_Task statement_
Count how many lines of the data below contain the string "name"; the reply should be that number alone.

★ ★ ★ ★ ★ ★ ★

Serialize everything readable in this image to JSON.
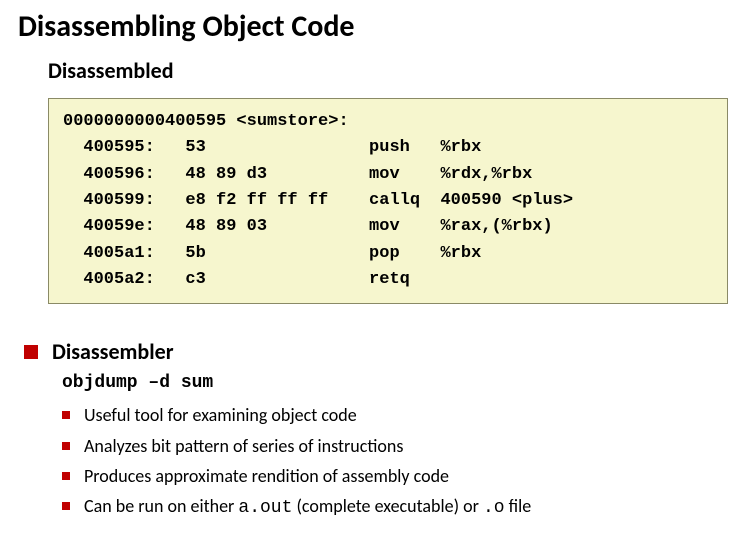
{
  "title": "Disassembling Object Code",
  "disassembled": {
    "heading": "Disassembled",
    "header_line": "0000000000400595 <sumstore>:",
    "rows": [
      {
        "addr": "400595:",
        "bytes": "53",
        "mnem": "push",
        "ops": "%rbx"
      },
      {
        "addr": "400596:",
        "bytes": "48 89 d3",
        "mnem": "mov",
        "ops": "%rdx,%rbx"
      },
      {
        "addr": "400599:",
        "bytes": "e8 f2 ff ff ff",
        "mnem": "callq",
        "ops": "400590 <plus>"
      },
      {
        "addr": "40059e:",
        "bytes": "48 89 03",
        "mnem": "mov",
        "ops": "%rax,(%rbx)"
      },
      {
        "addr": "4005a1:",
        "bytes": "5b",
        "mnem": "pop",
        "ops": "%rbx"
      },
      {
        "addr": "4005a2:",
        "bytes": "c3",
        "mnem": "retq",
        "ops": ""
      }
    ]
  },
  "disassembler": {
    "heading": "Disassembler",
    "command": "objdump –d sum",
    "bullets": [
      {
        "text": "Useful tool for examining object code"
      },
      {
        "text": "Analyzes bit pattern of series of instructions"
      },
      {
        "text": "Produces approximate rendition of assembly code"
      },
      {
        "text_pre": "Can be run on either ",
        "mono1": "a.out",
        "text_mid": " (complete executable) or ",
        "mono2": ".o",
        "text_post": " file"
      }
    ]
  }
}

★ ★ ★ ★ ★ ★ ★

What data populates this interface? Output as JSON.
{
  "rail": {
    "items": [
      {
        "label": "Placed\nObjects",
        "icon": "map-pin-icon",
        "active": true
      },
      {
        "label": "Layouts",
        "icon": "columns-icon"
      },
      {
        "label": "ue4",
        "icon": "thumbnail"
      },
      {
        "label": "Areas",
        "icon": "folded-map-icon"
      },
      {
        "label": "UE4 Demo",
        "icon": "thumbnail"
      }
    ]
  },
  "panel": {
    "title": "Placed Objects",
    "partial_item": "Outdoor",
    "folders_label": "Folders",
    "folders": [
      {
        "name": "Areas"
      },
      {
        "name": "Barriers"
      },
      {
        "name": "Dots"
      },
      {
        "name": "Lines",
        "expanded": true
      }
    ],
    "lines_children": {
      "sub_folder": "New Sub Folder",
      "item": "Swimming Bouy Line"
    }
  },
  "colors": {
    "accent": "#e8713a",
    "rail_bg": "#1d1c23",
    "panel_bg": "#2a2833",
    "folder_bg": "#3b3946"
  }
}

★ ★ ★ ★ ★ ★ ★

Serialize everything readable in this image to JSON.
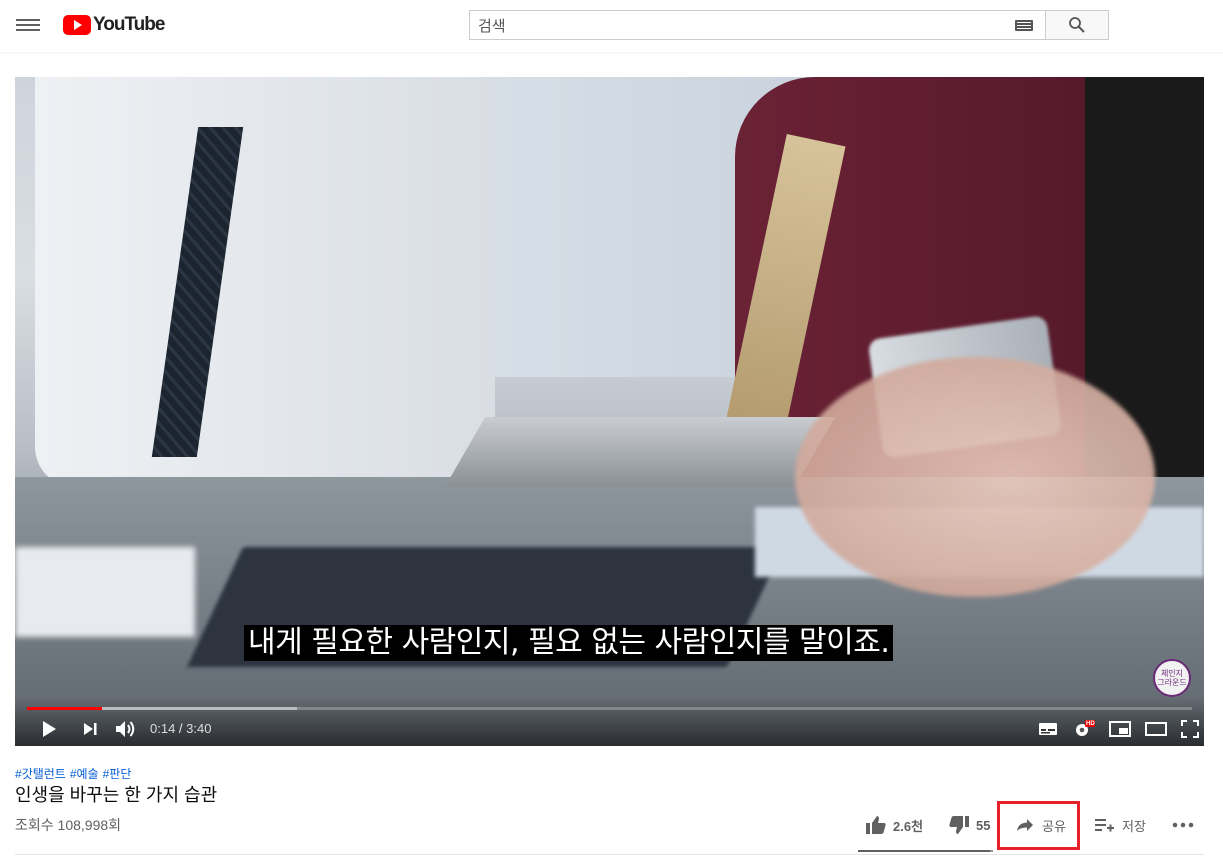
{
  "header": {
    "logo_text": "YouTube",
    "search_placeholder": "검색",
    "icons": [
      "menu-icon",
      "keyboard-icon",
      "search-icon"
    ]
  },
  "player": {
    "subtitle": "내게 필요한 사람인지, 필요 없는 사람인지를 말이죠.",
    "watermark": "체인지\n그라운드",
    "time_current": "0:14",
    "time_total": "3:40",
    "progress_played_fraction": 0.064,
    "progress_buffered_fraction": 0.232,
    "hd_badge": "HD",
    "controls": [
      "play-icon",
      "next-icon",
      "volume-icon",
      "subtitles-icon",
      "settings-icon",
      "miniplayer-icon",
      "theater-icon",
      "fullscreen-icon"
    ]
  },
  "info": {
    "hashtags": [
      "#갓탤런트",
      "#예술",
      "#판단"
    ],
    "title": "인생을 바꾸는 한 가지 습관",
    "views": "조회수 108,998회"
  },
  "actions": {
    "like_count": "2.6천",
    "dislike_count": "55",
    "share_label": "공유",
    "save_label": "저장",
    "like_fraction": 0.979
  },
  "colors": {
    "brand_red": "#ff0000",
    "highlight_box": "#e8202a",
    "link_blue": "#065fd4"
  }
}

★ ★ ★ ★ ★ ★ ★

_Solution to the exercise_
4